* TASK TO CARRY OUT
Extract the whole listing as it stands. Do not include the pictures.

Items listed in a dataset:
=======

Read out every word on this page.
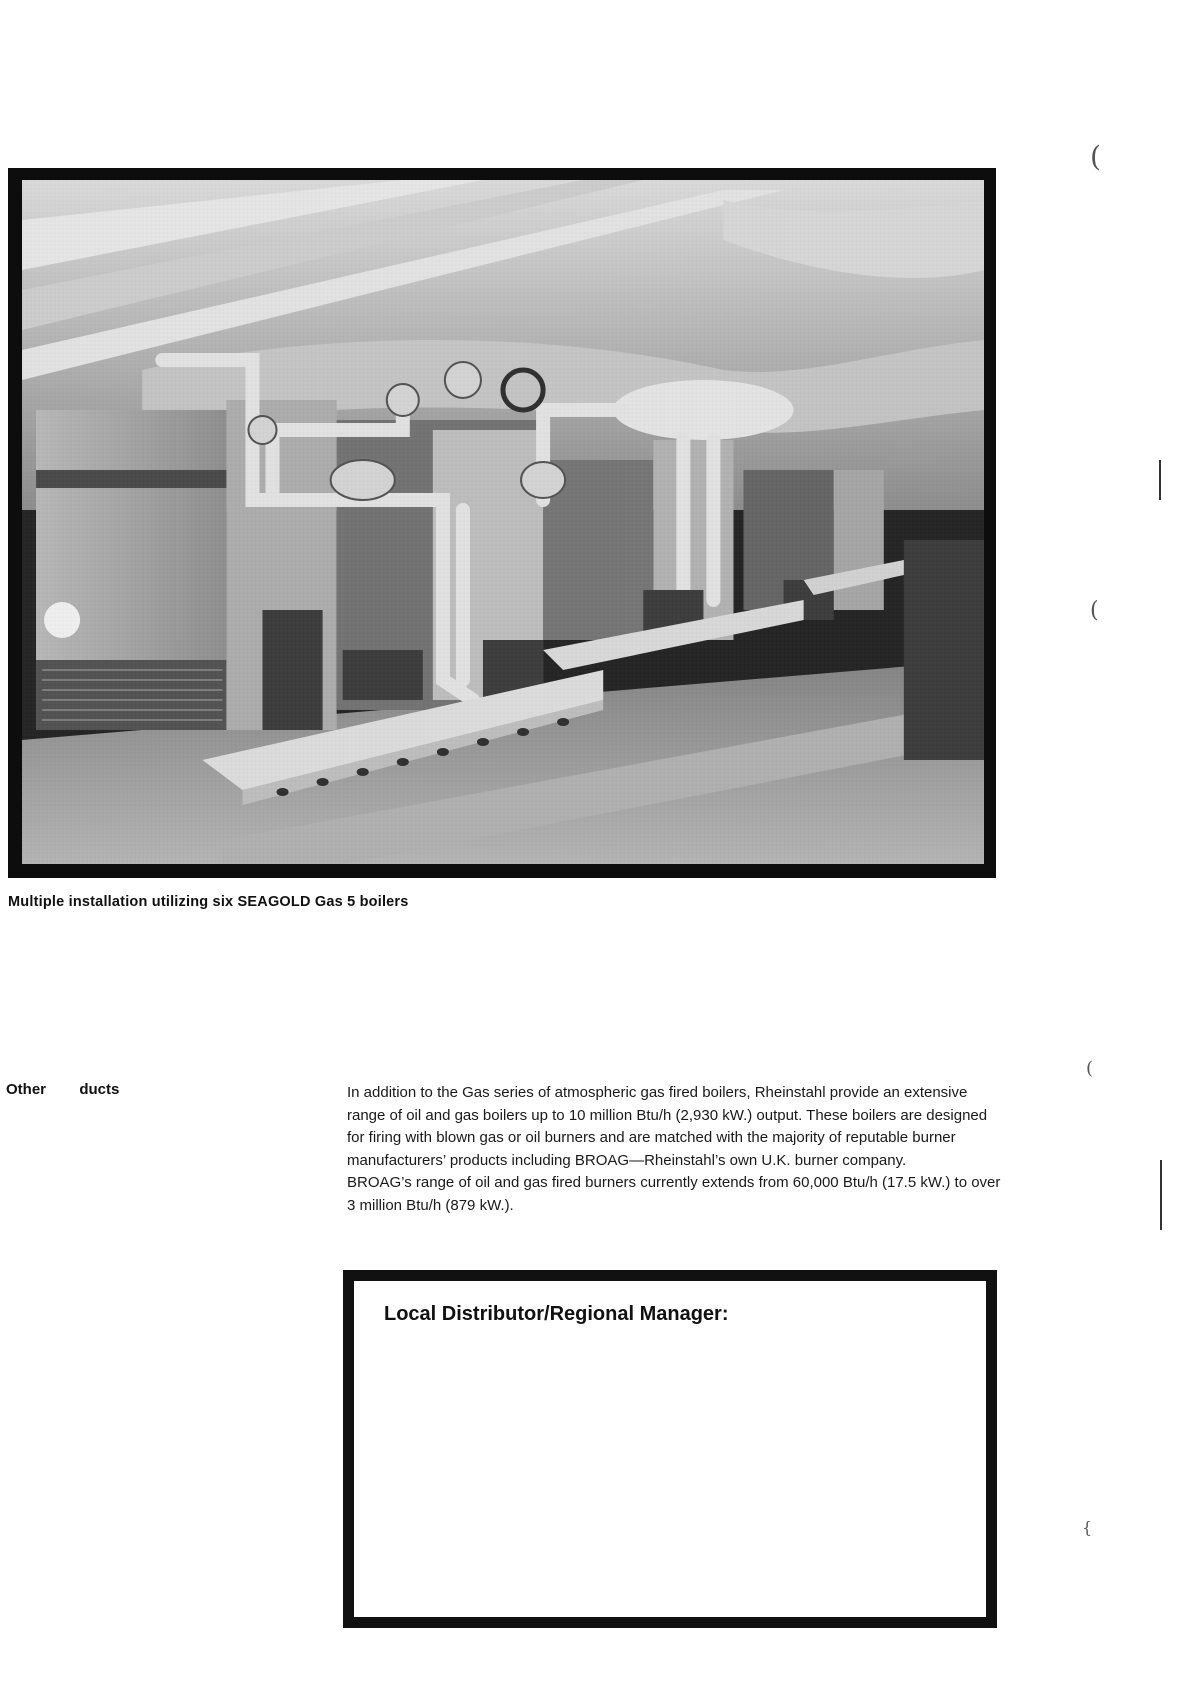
Multiple installation utilizing six SEAGOLD Gas 5 boilers
Other        ducts	In addition to the Gas series of atmospheric gas fired boilers, Rheinstahl provide an extensive range of oil and gas boilers up to 10 million Btu/h (2,930 kW.) output. These boilers are designed for firing with blown gas or oil burners and are matched with the majority of reputable burner manufacturers’ products including BROAG—Rheinstahl’s own U.K. burner company.

BROAG’s range of oil and gas fired burners currently extends from 60,000 Btu/h (17.5 kW.) to over 3 million Btu/h (879 kW.).

Local Distributor/Regional Manager:
(
(
(
{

=======

* RESPONSE TO THIS EXERCISE
Read out every word on this page.
Multiple installation utilizing six SEAGOLD Gas 5 boilers
Other        ducts	In addition to the Gas series of atmospheric gas fired boilers, Rheinstahl provide an extensive range of oil and gas boilers up to 10 million Btu/h (2,930 kW.) output. These boilers are designed for firing with blown gas or oil burners and are matched with the majority of reputable burner manufacturers’ products including BROAG—Rheinstahl’s own U.K. burner company.

BROAG’s range of oil and gas fired burners currently extends from 60,000 Btu/h (17.5 kW.) to over 3 million Btu/h (879 kW.).

Local Distributor/Regional Manager:
(
(
(
{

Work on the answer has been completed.